## Written instruction:
Resume the mailing-list thread on CUDA and cuDNN version support, writing on from its last sentence.

## Quoted passage:

You are viewing a plain text version of this content. The canonical link for it is here.
Posted to dev@mxnet.apache.org by Dick Carter <di...@apache.org> on 2019/07/02 22:33:40 UTC
Re: CUDA / CUDNN support revisited

Heads up that I'll soon be submitting a PR to help with cuda/cudnn version checking.  My goal is to address two points:

    - rnn.cc of mxnet v1.5 does not compile against cudnn v6.  Do we scramble to fix it or admit that we no longer support cudnn v6 or earlier?
    - how do we handle the process of removing code that assumes these no-longer-supported cuda/cudnn versions?

I agree with Kellen's statements that the transition should be tied to timeframe more than N/N-1.  Users have had over 1.5 years to move to cuda 9 / cudnn 7, so it's time to drop cuda 8 / cudnn 6 in my opinion.

My PR will be supplying the 'mechanism' of dealing with cuda/cudnn versions.  We can continue the discussion on the final 'policy' settings here and in the PR.


On 2019/06/19 17:00:02, kellen sunderland <ke...@gmail.com> wrote: 
> Just double checked CUDA 9, 10 and 10.1 all support SM3, so actually I
> don't believe there's any need to drop SMs.
> 
> On Wed, Jun 19, 2019 at 9:56 AM kellen sunderland <
> kellen.sunderland@gmail.com> wrote:
> 
> > I think where we're all going to have agreement is that we shouldn't have
> > code targeting CUDA versions earlier than CUDA 9, or cuDNN versions earlier
> > than 6.  We can go ahead and remove any code that targets those old
> > versions, and drop any SMs that are not supported by CUDA 9 / cuDNN 6.  Id
> > suggest we also add some logging for users with prior versions letting them
> > know they can still use MXNet 1.4.
> >
> > Where things get interesting is CUDA 9 / cuDNN 6 support.  I was
> > originally a proponent of the N and N-1 route for simplicity.  Looking back
> > at the choice, one complication I see is that there's competing concerns
> > between semver library compatibility and feature releases on NVIDIA's
> > part.  NVIDIA is releasing new libraries with a lot of new features on a
> > regular basis, which is good, but for compatibility reasons they've begun
> > to bump major versions less often, which is also probably also good.  For
> > example if memory serves correctly cuDNN used to get an MV bump every 6
> > months or so, but now the N-1 MV (6) was released in April of 2017.  As a
> > project maintainer I would certainly like to drop support for library
> > versions that are 2 years old in my latest release.  Supporting a 2 year
> > wide range of dependency libraries in the CI for example is going to be a
> > burden.

Layout element entries
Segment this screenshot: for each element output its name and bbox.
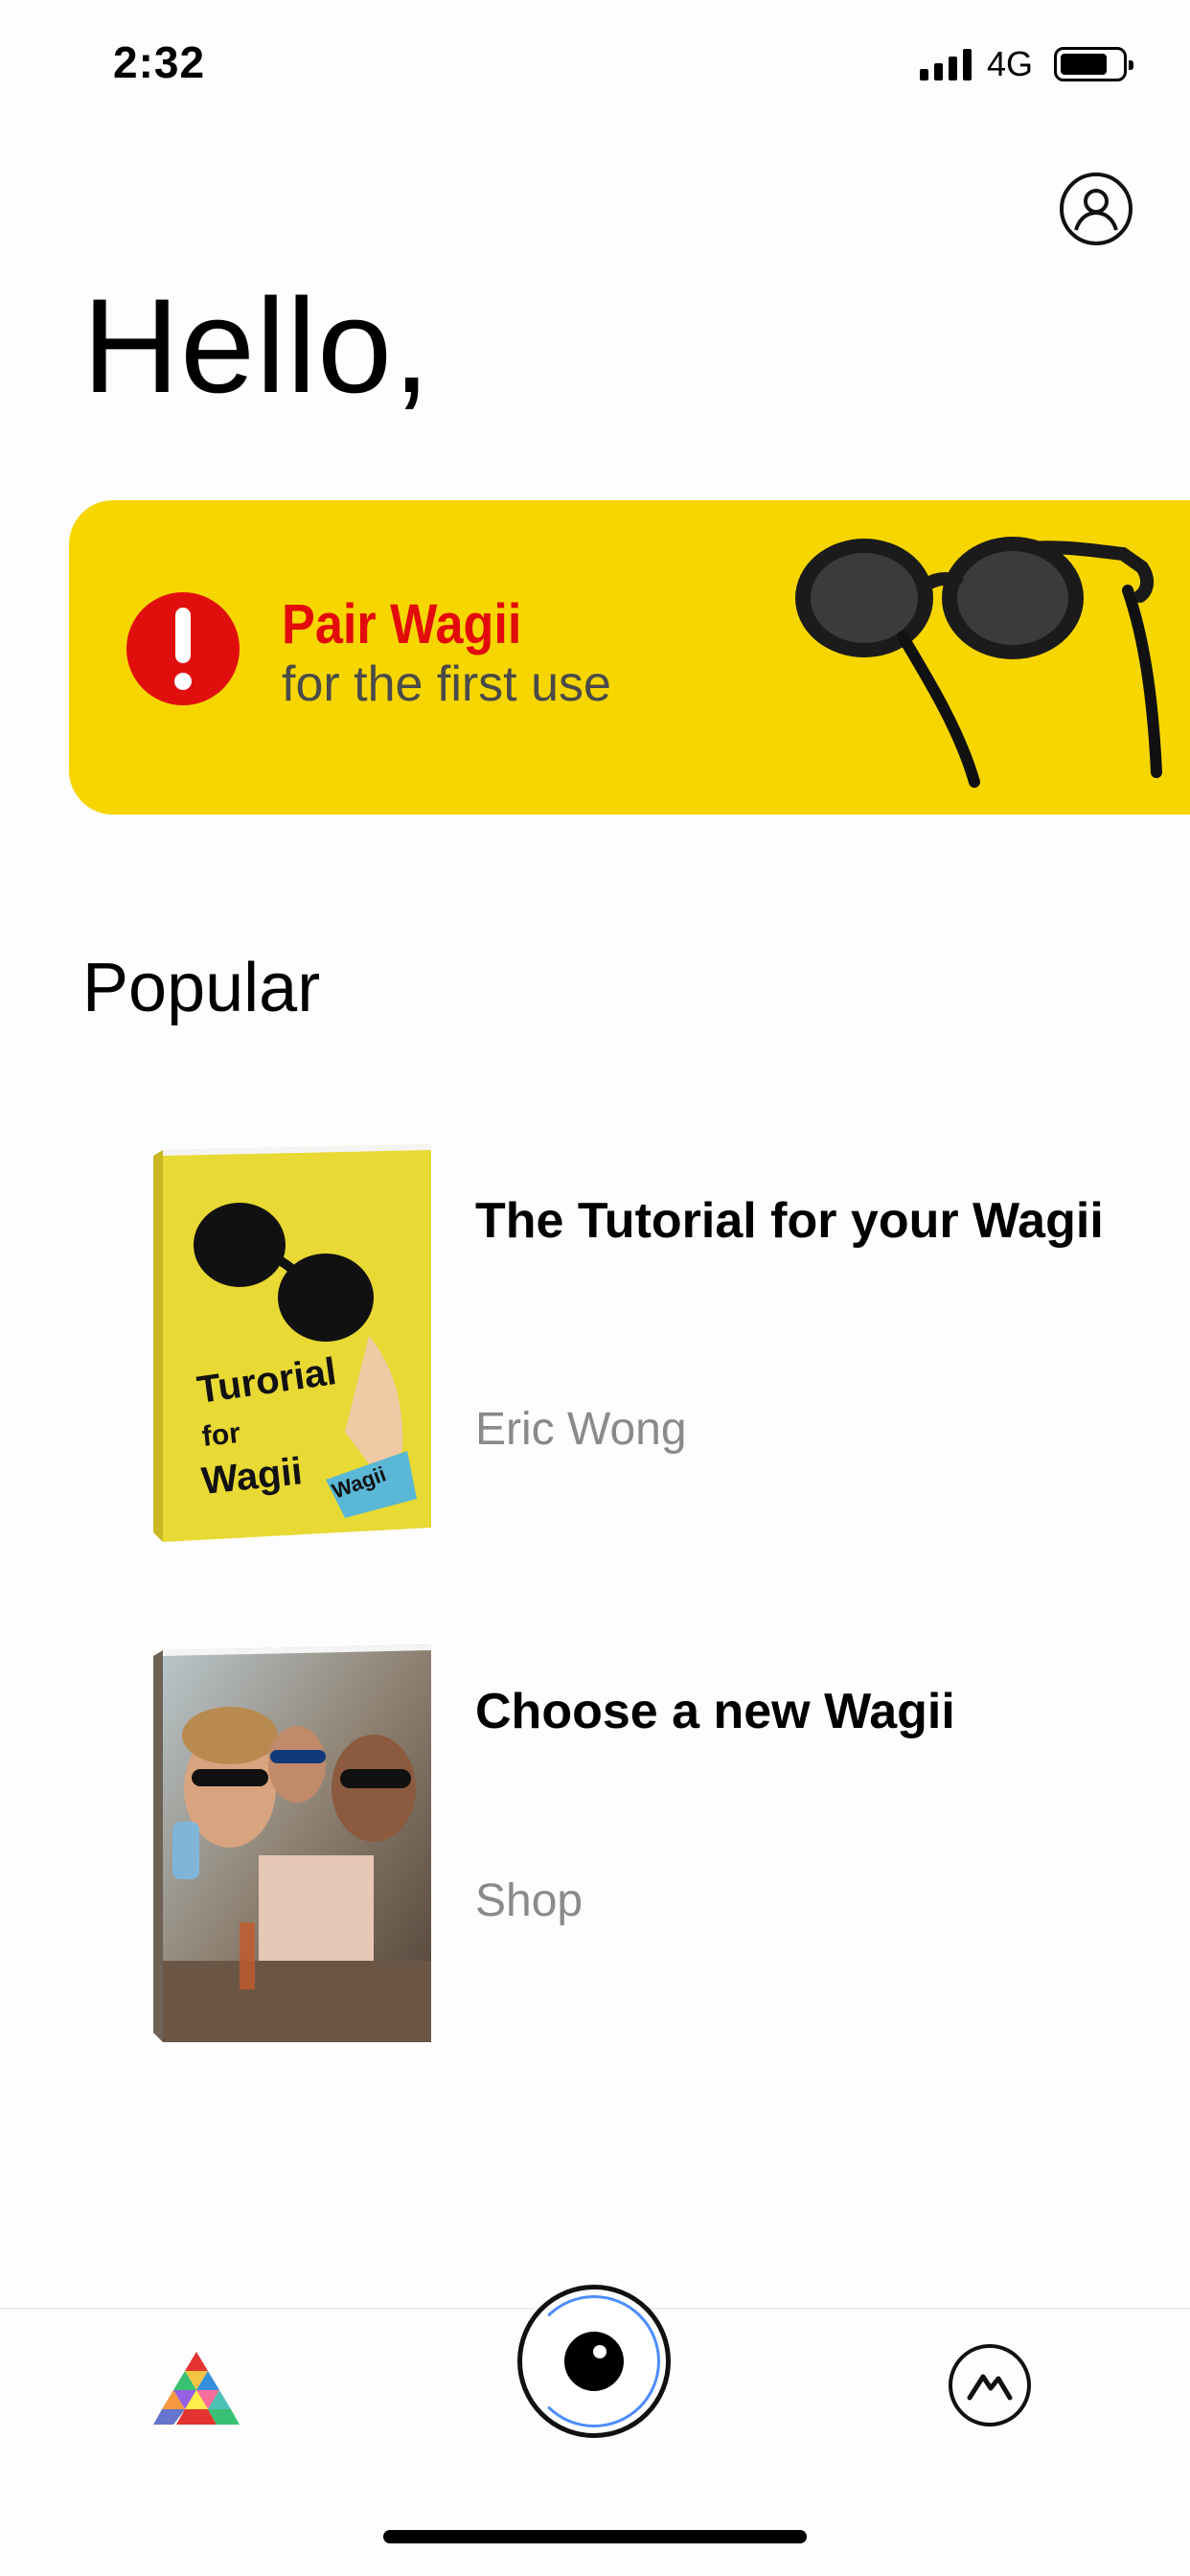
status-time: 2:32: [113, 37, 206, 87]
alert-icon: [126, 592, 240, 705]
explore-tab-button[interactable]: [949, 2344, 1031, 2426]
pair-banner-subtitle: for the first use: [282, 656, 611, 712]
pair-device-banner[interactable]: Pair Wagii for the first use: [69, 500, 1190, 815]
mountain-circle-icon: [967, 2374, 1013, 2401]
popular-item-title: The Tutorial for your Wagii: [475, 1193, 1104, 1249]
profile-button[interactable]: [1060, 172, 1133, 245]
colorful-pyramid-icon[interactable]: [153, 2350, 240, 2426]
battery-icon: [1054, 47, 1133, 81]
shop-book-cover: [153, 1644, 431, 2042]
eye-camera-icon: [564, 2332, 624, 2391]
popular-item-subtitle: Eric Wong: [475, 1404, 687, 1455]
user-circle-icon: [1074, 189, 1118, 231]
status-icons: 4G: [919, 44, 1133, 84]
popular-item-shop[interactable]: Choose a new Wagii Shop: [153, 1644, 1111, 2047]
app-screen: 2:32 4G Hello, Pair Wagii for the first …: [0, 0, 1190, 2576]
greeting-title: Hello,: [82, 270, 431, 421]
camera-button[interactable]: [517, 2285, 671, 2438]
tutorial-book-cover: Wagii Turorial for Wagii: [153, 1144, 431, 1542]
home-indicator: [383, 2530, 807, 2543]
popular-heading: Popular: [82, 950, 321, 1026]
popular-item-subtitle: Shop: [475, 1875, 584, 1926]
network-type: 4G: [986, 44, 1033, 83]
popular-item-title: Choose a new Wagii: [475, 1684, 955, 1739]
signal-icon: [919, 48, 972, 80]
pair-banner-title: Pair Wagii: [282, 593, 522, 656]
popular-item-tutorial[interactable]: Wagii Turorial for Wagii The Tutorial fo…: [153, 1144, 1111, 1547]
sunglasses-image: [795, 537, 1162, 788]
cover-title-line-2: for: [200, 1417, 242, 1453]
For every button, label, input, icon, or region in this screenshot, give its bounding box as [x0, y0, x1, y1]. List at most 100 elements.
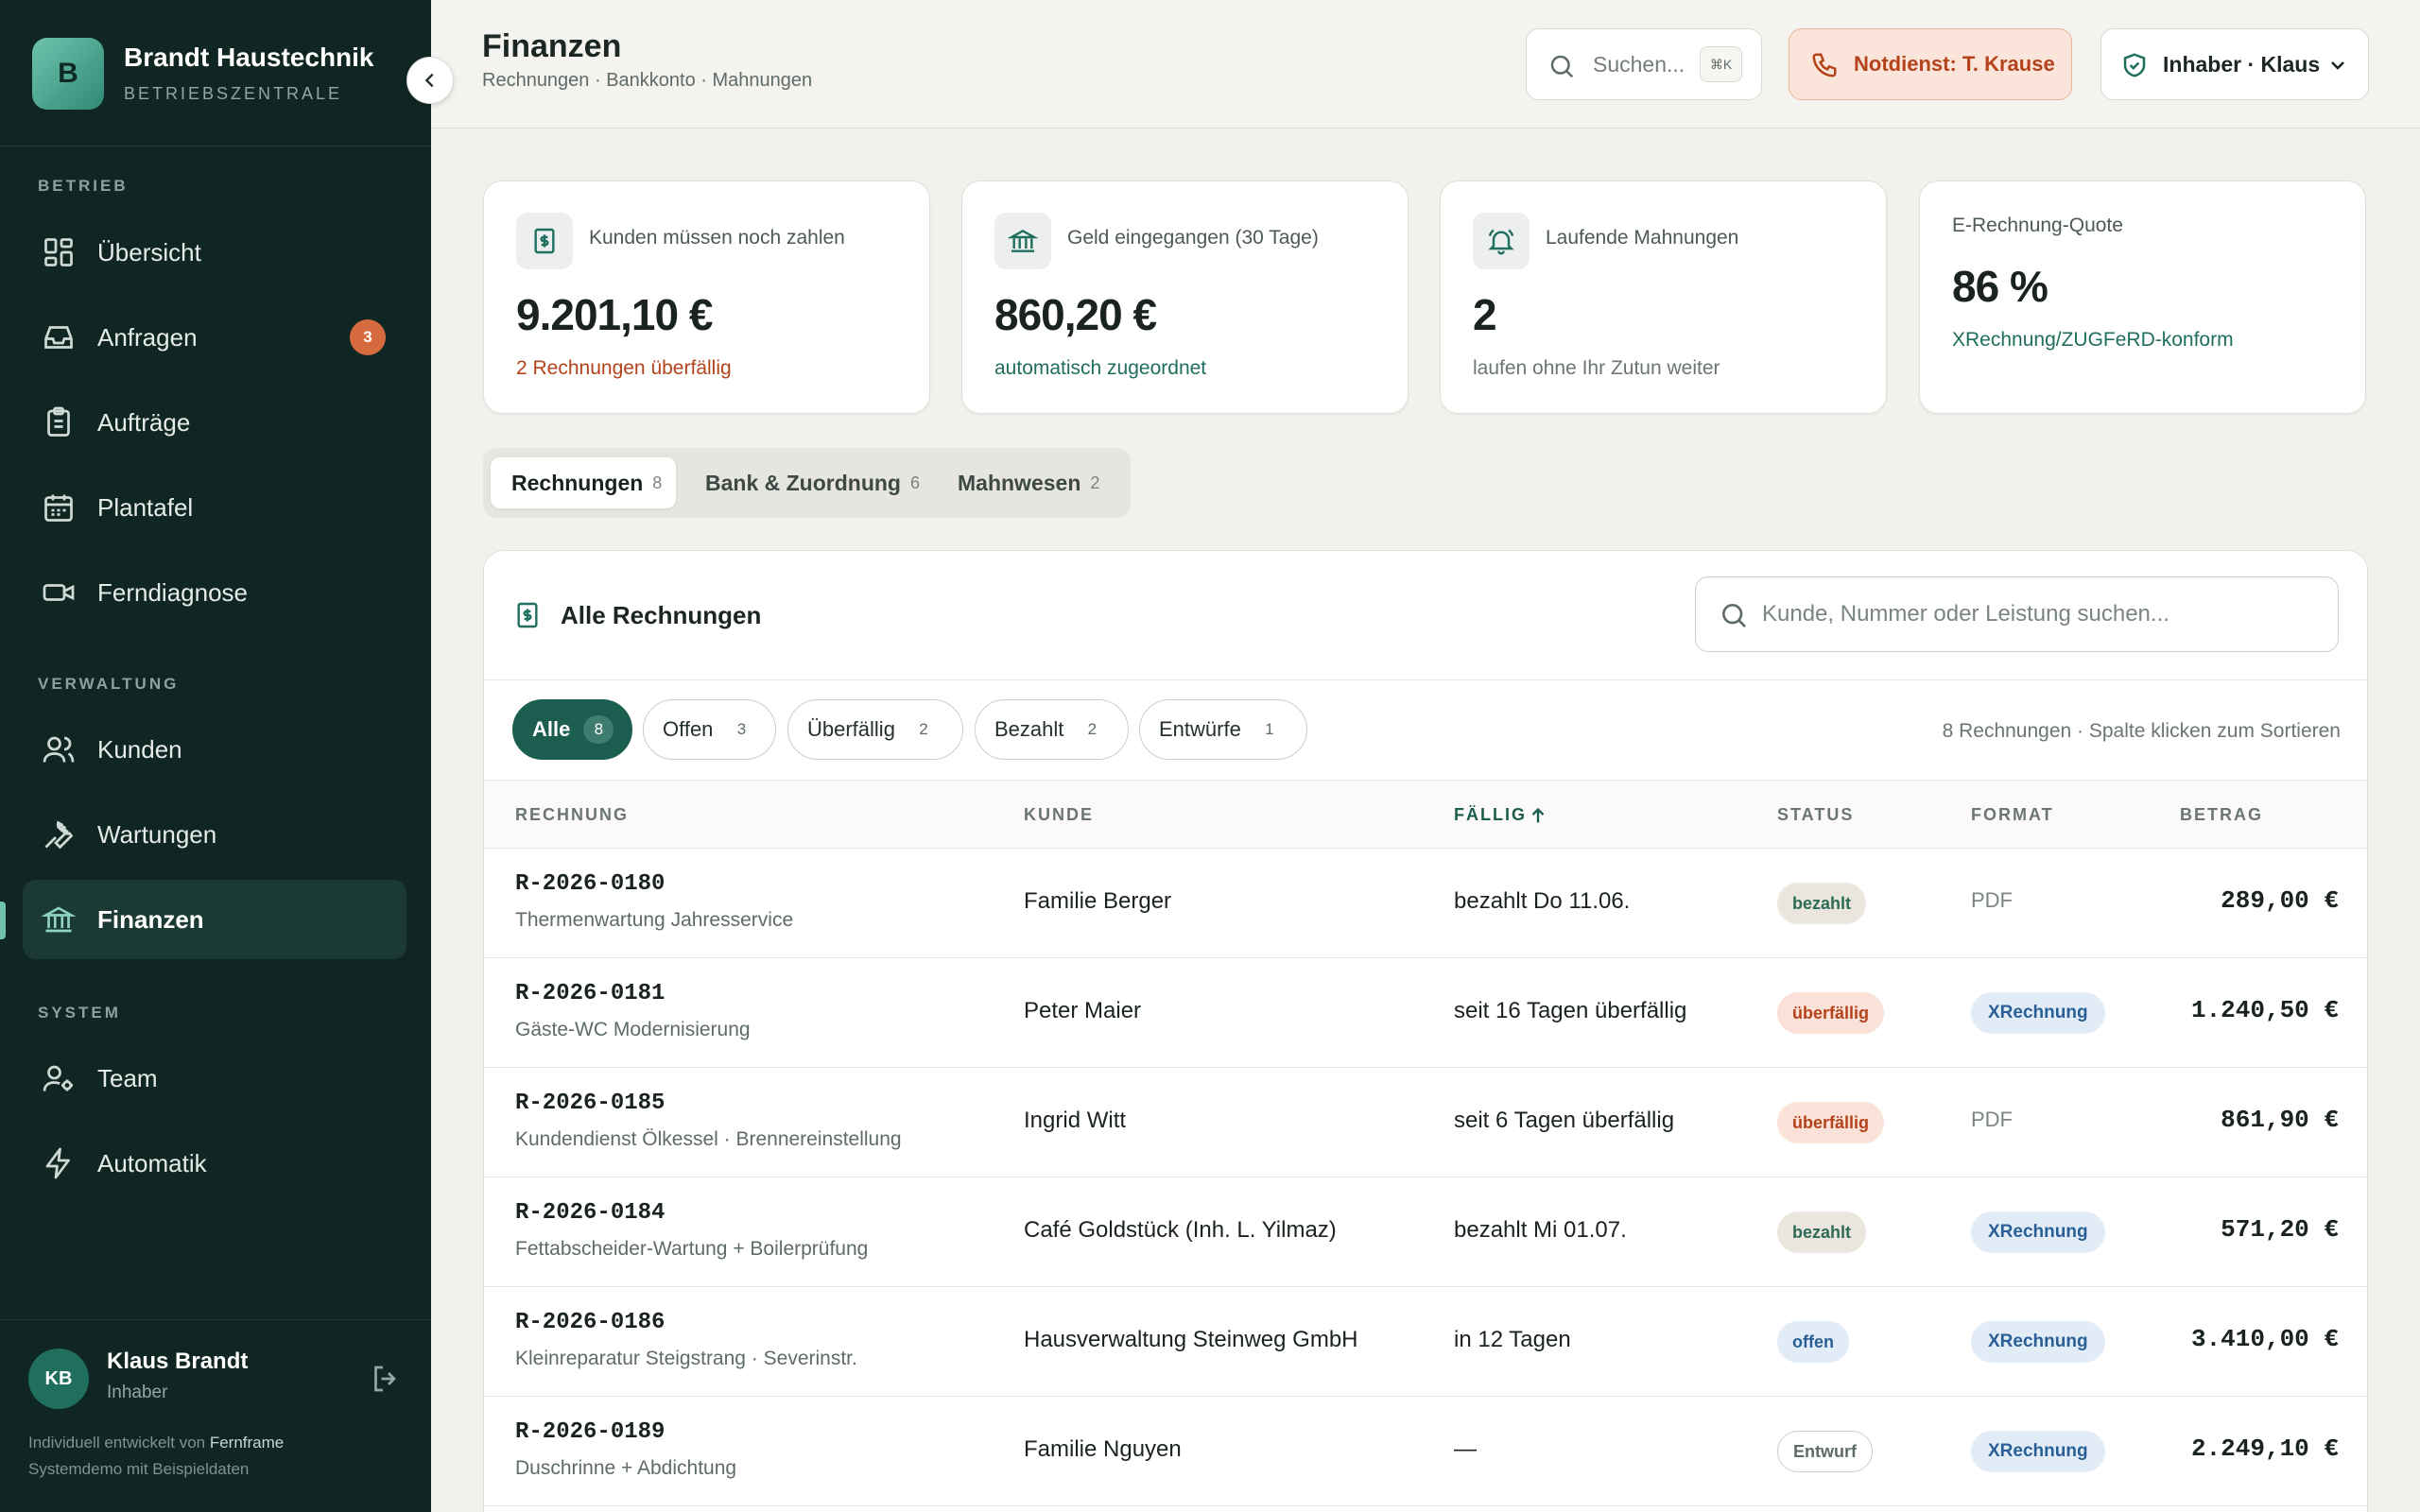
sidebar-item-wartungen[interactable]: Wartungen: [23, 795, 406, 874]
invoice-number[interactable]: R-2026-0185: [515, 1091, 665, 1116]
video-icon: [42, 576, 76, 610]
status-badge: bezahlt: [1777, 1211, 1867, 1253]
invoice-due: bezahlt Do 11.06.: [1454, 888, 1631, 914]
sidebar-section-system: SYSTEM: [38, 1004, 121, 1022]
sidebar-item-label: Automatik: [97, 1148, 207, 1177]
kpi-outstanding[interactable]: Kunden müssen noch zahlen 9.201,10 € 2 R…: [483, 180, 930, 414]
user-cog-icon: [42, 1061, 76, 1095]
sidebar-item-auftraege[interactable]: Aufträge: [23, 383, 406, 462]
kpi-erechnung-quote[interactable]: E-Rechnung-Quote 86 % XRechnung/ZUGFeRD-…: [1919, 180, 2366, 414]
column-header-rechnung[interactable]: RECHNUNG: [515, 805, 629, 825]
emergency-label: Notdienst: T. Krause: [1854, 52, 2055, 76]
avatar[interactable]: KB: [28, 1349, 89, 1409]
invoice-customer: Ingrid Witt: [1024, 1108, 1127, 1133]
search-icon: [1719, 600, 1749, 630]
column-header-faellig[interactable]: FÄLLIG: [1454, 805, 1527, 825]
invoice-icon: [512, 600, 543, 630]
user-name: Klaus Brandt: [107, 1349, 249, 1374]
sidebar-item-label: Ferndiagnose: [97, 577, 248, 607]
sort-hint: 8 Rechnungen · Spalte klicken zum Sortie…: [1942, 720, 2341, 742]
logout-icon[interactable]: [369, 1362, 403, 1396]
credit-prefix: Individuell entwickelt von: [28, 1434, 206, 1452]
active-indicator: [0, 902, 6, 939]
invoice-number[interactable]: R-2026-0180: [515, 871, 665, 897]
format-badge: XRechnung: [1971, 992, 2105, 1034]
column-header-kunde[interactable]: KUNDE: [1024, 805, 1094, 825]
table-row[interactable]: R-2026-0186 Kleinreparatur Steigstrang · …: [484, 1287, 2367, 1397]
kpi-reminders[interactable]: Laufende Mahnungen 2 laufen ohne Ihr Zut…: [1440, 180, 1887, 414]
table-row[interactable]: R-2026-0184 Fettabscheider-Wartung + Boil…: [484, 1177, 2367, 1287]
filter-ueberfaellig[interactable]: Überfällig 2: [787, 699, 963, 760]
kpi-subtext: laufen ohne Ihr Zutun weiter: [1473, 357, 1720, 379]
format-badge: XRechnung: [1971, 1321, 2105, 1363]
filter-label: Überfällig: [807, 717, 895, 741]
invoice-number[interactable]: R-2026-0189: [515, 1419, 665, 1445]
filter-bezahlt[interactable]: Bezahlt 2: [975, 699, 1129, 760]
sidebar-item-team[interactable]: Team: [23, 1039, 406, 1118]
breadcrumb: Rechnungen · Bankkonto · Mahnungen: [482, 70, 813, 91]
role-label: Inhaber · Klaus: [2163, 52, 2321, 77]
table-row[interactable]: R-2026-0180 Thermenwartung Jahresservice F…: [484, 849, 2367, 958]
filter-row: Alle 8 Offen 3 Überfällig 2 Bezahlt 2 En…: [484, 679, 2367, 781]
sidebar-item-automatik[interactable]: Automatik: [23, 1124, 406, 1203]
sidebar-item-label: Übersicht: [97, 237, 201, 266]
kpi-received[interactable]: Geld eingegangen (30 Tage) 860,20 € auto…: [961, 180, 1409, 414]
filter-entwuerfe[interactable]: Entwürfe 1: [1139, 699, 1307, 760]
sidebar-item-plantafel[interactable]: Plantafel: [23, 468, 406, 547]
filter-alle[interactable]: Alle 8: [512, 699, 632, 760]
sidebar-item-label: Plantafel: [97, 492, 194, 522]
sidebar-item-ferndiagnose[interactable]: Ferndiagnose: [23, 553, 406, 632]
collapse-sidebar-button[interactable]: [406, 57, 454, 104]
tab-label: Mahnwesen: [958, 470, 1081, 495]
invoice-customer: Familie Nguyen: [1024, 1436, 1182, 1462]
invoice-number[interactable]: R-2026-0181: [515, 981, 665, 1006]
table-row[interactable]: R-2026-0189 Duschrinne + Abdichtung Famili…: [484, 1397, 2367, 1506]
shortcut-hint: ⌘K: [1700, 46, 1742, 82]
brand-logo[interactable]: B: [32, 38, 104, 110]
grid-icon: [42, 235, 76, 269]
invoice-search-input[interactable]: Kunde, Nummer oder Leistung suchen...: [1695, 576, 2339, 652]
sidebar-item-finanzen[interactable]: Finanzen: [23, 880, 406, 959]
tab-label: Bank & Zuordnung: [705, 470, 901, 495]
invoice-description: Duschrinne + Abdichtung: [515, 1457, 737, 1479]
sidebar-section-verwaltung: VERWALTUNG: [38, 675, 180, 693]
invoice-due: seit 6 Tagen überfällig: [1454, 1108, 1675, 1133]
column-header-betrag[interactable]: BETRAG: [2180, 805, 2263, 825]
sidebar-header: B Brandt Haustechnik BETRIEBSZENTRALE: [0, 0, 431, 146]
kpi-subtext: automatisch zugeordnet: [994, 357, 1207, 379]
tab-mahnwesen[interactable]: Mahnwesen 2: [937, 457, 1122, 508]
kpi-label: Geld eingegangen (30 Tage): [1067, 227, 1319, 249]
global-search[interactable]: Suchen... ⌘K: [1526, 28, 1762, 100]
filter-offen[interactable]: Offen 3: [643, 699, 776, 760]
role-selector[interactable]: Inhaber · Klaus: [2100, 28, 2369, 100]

## Answer to this task:
> >
> > From the MXNet users' perspective obviously having to update dependencies
> > is a pain, but updating these libs are likely to give significant
> > performance increases (occasional perf regressions aside).  I think a
> > consistent thread I've heard from users is that training takes too long,
> > inference costs too much, and they want their DL framework to abstract the
> > complexity of using custom hardware like TCs or AVX with them having to put
> > in a lot of effort.  Another consideration is that using old versions of
> > MXNet is actually quite easy and convenient thanks to (IMO) some solid
> > release practices and naming conventions.
> >
> > Given how easy it is to use old MXNet versions I think it's reasonable to
> > target CUDA 10 and cuDNN 7 only in release 1.5 (and drop incompatible sm
> > versions).
> >
> > On Wed, Jun 19, 2019 at 4:01 AM Marco de Abreu <ma...@gmail.com>
> > wrote:
> >
> >> Good points anirudh. Generally I would understand N as being the major
> >> versions. Speak we would maintain CUDA 9 and 10.1 in your given example
> >> and
> >> drop 10.0 as soon as we verified that 10.1 is working. CUDA 9 would only
> >> be
> >> dropped when 11 is released and tested.
> >>
> >> At the same time, we would always only supported the latest compatible
> >> cudnn version. Or is there any reason somebody would use an old cudnn
> >> version?
> >>
> >> Wdyt?
> >>
> >> -Marco
> >>
> >> Anirudh Subramanian <an...@gmail.com> schrieb am Mi., 19. Juni
> >> 2019,
> >> 01:47:
> >>
> >> > +1, Agree this should be done for both CUDA and CUDNN versions. At max
> >> CUDA
> >> > Version N and CUDA Version N - 1 should be supported in CI.
> >> >
> >> > My question is what happens, when we are at a position, where we are on
> >> a
> >> > CUDA version N and removed support for CUDA version N - 1. Within a
> >> small
> >> > duration Nvidia comes up with a CUDA patch version N + 1, where  some
> >> perf
> >> > regressions and some bugs have been fixed. Should we just move to N + 1,
> >> > since version N will have all these issues for users and may also slow
> >> us
> >> > down on CI.
> >> >
> >> > I am facing a issue with CUDA 10 and CUDA 10.1 which also seems to be
> >> > causing intermittent CI failures:
> >> > https://github.com/apache/incubator-mxnet/issues/15273 . There is
> >> already
> >> > a
> >> > PR to bump up Nvidia version to 10.1 (
> >> > https://github.com/apache/incubator-mxnet/pull/14986/files).
> >> >
> >> > I think for situations where there is a quick follow up release like
> >> 10.1
> >> > and MXNet users are impacted by certain issues, we should just bump up
> >> the
> >> > version and stop support for 10.0.
> >> > Would like to hear more from Nvidia folks (on this particular case of
> >> CUDA
> >> > 10.0 vs CUDA 10.1 and what are the recommendations for existing
> >> customers).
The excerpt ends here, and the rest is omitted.